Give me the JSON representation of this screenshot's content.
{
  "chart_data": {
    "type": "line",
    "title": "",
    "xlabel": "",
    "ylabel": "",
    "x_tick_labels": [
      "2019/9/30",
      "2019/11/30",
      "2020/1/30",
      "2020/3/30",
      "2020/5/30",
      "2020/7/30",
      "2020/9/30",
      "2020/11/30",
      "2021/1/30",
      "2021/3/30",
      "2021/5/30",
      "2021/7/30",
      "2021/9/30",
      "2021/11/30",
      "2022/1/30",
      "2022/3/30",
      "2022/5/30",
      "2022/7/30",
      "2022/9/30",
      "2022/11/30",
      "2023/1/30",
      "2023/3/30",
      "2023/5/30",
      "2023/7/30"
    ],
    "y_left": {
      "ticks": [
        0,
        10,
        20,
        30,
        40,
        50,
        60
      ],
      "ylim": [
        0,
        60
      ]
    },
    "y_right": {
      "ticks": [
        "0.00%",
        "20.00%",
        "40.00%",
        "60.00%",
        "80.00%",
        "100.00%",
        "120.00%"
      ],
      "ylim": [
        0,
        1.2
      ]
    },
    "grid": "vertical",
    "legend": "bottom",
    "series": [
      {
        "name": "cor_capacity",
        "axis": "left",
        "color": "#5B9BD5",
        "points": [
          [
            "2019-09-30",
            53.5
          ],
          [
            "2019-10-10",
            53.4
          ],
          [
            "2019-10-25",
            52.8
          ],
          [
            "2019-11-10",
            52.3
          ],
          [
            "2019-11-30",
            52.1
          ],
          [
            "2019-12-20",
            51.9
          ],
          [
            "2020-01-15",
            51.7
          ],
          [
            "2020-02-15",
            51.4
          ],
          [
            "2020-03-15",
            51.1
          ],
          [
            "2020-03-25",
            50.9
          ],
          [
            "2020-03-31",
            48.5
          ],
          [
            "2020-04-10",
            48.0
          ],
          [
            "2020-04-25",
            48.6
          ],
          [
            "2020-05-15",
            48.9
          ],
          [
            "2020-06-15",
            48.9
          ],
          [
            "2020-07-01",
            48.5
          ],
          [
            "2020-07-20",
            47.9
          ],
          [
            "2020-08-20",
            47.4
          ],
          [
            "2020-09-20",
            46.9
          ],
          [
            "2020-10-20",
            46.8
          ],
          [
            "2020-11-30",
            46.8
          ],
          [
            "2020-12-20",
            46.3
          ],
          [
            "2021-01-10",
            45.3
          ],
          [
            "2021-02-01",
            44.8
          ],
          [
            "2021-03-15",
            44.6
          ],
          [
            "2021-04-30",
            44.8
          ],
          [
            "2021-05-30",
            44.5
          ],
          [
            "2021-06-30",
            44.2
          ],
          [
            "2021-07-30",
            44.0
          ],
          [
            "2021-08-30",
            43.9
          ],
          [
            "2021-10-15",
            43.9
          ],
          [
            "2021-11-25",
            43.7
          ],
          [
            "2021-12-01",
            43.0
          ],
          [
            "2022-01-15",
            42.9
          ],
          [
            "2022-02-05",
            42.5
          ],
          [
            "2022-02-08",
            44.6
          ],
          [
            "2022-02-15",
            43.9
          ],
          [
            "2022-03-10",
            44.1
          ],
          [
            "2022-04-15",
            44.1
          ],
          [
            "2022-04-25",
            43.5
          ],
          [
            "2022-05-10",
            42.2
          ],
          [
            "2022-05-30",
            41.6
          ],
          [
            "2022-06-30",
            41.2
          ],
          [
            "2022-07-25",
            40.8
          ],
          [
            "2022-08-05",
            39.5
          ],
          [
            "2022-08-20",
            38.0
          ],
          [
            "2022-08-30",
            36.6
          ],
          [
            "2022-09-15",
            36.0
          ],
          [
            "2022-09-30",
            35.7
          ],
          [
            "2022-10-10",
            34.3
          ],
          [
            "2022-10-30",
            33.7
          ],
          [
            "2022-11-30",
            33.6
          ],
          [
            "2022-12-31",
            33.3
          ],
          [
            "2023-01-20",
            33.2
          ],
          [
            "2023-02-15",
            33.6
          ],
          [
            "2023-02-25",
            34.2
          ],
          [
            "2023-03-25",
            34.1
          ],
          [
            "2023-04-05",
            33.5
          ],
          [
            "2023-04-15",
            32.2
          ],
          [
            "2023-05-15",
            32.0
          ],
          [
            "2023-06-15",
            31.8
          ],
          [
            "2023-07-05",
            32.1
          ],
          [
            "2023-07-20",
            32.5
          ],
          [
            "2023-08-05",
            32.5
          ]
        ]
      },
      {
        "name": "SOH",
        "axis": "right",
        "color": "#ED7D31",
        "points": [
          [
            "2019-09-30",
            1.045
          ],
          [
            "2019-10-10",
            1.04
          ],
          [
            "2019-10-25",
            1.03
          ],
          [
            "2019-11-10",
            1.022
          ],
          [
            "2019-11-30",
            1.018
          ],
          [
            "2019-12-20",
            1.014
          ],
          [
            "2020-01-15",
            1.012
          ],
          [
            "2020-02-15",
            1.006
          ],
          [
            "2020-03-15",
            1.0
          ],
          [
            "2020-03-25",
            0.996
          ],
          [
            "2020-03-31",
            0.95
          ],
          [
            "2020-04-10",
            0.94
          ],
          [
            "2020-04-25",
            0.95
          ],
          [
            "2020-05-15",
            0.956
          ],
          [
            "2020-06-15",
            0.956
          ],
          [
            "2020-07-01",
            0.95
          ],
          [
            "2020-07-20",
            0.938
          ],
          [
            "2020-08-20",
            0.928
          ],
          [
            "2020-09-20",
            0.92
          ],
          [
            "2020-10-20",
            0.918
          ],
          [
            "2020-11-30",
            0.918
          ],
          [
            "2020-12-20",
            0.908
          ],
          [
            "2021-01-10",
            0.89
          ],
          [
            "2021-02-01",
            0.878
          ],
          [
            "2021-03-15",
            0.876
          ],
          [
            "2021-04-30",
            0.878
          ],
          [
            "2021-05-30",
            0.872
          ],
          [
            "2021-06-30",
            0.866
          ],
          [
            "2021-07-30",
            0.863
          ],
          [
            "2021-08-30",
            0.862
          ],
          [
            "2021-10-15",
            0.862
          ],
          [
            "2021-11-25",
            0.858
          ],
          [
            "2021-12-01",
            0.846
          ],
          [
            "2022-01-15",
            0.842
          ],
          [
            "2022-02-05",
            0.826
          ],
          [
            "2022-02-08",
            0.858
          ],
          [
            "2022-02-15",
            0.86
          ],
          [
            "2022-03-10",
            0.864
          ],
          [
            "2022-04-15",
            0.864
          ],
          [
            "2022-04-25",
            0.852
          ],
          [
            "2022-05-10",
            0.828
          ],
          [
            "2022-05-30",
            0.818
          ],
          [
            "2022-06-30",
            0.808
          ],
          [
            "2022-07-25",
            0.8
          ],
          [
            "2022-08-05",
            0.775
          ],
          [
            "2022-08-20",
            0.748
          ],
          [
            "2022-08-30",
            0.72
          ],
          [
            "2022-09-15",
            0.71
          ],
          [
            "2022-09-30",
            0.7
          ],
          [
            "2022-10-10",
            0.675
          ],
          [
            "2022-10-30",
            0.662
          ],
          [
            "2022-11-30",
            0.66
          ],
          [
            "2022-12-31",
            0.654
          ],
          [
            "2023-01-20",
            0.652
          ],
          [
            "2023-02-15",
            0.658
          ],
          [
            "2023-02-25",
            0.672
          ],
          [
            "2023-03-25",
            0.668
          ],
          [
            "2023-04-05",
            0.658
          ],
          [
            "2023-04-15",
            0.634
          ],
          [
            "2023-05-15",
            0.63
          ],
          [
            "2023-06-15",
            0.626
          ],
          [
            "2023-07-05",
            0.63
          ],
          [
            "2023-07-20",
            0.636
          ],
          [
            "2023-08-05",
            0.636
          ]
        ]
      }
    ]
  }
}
····················
Aim of the exercise:
Give the entries again in full, exactly as they are written.

Full answer:
Give me the JSON representation of this screenshot's content.
{
  "chart_data": {
    "type": "line",
    "title": "",
    "xlabel": "",
    "ylabel": "",
    "x_tick_labels": [
      "2019/9/30",
      "2019/11/30",
      "2020/1/30",
      "2020/3/30",
      "2020/5/30",
      "2020/7/30",
      "2020/9/30",
      "2020/11/30",
      "2021/1/30",
      "2021/3/30",
      "2021/5/30",
      "2021/7/30",
      "2021/9/30",
      "2021/11/30",
      "2022/1/30",
      "2022/3/30",
      "2022/5/30",
      "2022/7/30",
      "2022/9/30",
      "2022/11/30",
      "2023/1/30",
      "2023/3/30",
      "2023/5/30",
      "2023/7/30"
    ],
    "y_left": {
      "ticks": [
        0,
        10,
        20,
        30,
        40,
        50,
        60
      ],
      "ylim": [
        0,
        60
      ]
    },
    "y_right": {
      "ticks": [
        "0.00%",
        "20.00%",
        "40.00%",
        "60.00%",
        "80.00%",
        "100.00%",
        "120.00%"
      ],
      "ylim": [
        0,
        1.2
      ]
    },
    "grid": "vertical",
    "legend": "bottom",
    "series": [
      {
        "name": "cor_capacity",
        "axis": "left",
        "color": "#5B9BD5",
        "points": [
          [
            "2019-09-30",
            53.5
          ],
          [
            "2019-10-10",
            53.4
          ],
          [
            "2019-10-25",
            52.8
          ],
          [
            "2019-11-10",
            52.3
          ],
          [
            "2019-11-30",
            52.1
          ],
          [
            "2019-12-20",
            51.9
          ],
          [
            "2020-01-15",
            51.7
          ],
          [
            "2020-02-15",
            51.4
          ],
          [
            "2020-03-15",
            51.1
          ],
          [
            "2020-03-25",
            50.9
          ],
          [
            "2020-03-31",
            48.5
          ],
          [
            "2020-04-10",
            48.0
          ],
          [
            "2020-04-25",
            48.6
          ],
          [
            "2020-05-15",
            48.9
          ],
          [
            "2020-06-15",
            48.9
          ],
          [
            "2020-07-01",
            48.5
          ],
          [
            "2020-07-20",
            47.9
          ],
          [
            "2020-08-20",
            47.4
          ],
          [
            "2020-09-20",
            46.9
          ],
          [
            "2020-10-20",
            46.8
          ],
          [
            "2020-11-30",
            46.8
          ],
          [
            "2020-12-20",
            46.3
          ],
          [
            "2021-01-10",
            45.3
          ],
          [
            "2021-02-01",
            44.8
          ],
          [
            "2021-03-15",
            44.6
          ],
          [
            "2021-04-30",
            44.8
          ],
          [
            "2021-05-30",
            44.5
          ],
          [
            "2021-06-30",
            44.2
          ],
          [
            "2021-07-30",
            44.0
          ],
          [
            "2021-08-30",
            43.9
          ],
          [
            "2021-10-15",
            43.9
          ],
          [
            "2021-11-25",
            43.7
          ],
          [
            "2021-12-01",
            43.0
          ],
          [
            "2022-01-15",
            42.9
          ],
          [
            "2022-02-05",
            42.5
          ],
          [
            "2022-02-08",
            44.6
          ],
          [
            "2022-02-15",
            43.9
          ],
          [
            "2022-03-10",
            44.1
          ],
          [
            "2022-04-15",
            44.1
          ],
          [
            "2022-04-25",
            43.5
          ],
          [
            "2022-05-10",
            42.2
          ],
          [
            "2022-05-30",
            41.6
          ],
          [
            "2022-06-30",
            41.2
          ],
          [
            "2022-07-25",
            40.8
          ],
          [
            "2022-08-05",
            39.5
          ],
          [
            "2022-08-20",
            38.0
          ],
          [
            "2022-08-30",
            36.6
          ],
          [
            "2022-09-15",
            36.0
          ],
          [
            "2022-09-30",
            35.7
          ],
          [
            "2022-10-10",
            34.3
          ],
          [
            "2022-10-30",
            33.7
          ],
          [
            "2022-11-30",
            33.6
          ],
          [
            "2022-12-31",
            33.3
          ],
          [
            "2023-01-20",
            33.2
          ],
          [
            "2023-02-15",
            33.6
          ],
          [
            "2023-02-25",
            34.2
          ],
          [
            "2023-03-25",
            34.1
          ],
          [
            "2023-04-05",
            33.5
          ],
          [
            "2023-04-15",
            32.2
          ],
          [
            "2023-05-15",
            32.0
          ],
          [
            "2023-06-15",
            31.8
          ],
          [
            "2023-07-05",
            32.1
          ],
          [
            "2023-07-20",
            32.5
          ],
          [
            "2023-08-05",
            32.5
          ]
        ]
      },
      {
        "name": "SOH",
        "axis": "right",
        "color": "#ED7D31",
        "points": [
          [
            "2019-09-30",
            1.045
          ],
          [
            "2019-10-10",
            1.04
          ],
          [
            "2019-10-25",
            1.03
          ],
          [
            "2019-11-10",
            1.022
          ],
          [
            "2019-11-30",
            1.018
          ],
          [
            "2019-12-20",
            1.014
          ],
          [
            "2020-01-15",
            1.012
          ],
          [
            "2020-02-15",
            1.006
          ],
          [
            "2020-03-15",
            1.0
          ],
          [
            "2020-03-25",
            0.996
          ],
          [
            "2020-03-31",
            0.95
          ],
          [
            "2020-04-10",
            0.94
          ],
          [
            "2020-04-25",
            0.95
          ],
          [
            "2020-05-15",
            0.956
          ],
          [
            "2020-06-15",
            0.956
          ],
          [
            "2020-07-01",
            0.95
          ],
          [
            "2020-07-20",
            0.938
          ],
          [
            "2020-08-20",
            0.928
          ],
          [
            "2020-09-20",
            0.92
          ],
          [
            "2020-10-20",
            0.918
          ],
          [
            "2020-11-30",
            0.918
          ],
          [
            "2020-12-20",
            0.908
          ],
          [
            "2021-01-10",
            0.89
          ],
          [
            "2021-02-01",
            0.878
          ],
          [
            "2021-03-15",
            0.876
          ],
          [
            "2021-04-30",
            0.878
          ],
          [
            "2021-05-30",
            0.872
          ],
          [
            "2021-06-30",
            0.866
          ],
          [
            "2021-07-30",
            0.863
          ],
          [
            "2021-08-30",
            0.862
          ],
          [
            "2021-10-15",
            0.862
          ],
          [
            "2021-11-25",
            0.858
          ],
          [
            "2021-12-01",
            0.846
          ],
          [
            "2022-01-15",
            0.842
          ],
          [
            "2022-02-05",
            0.826
          ],
          [
            "2022-02-08",
            0.858
          ],
          [
            "2022-02-15",
            0.86
          ],
          [
            "2022-03-10",
            0.864
          ],
          [
            "2022-04-15",
            0.864
          ],
          [
            "2022-04-25",
            0.852
          ],
          [
            "2022-05-10",
            0.828
          ],
          [
            "2022-05-30",
            0.818
          ],
          [
            "2022-06-30",
            0.808
          ],
          [
            "2022-07-25",
            0.8
          ],
          [
            "2022-08-05",
            0.775
          ],
          [
            "2022-08-20",
            0.748
          ],
          [
            "2022-08-30",
            0.72
          ],
          [
            "2022-09-15",
            0.71
          ],
          [
            "2022-09-30",
            0.7
          ],
          [
            "2022-10-10",
            0.675
          ],
          [
            "2022-10-30",
            0.662
          ],
          [
            "2022-11-30",
            0.66
          ],
          [
            "2022-12-31",
            0.654
          ],
          [
            "2023-01-20",
            0.652
          ],
          [
            "2023-02-15",
            0.658
          ],
          [
            "2023-02-25",
            0.672
          ],
          [
            "2023-03-25",
            0.668
          ],
          [
            "2023-04-05",
            0.658
          ],
          [
            "2023-04-15",
            0.634
          ],
          [
            "2023-05-15",
            0.63
          ],
          [
            "2023-06-15",
            0.626
          ],
          [
            "2023-07-05",
            0.63
          ],
          [
            "2023-07-20",
            0.636
          ],
          [
            "2023-08-05",
            0.636
          ]
        ]
      }
    ]
  }
}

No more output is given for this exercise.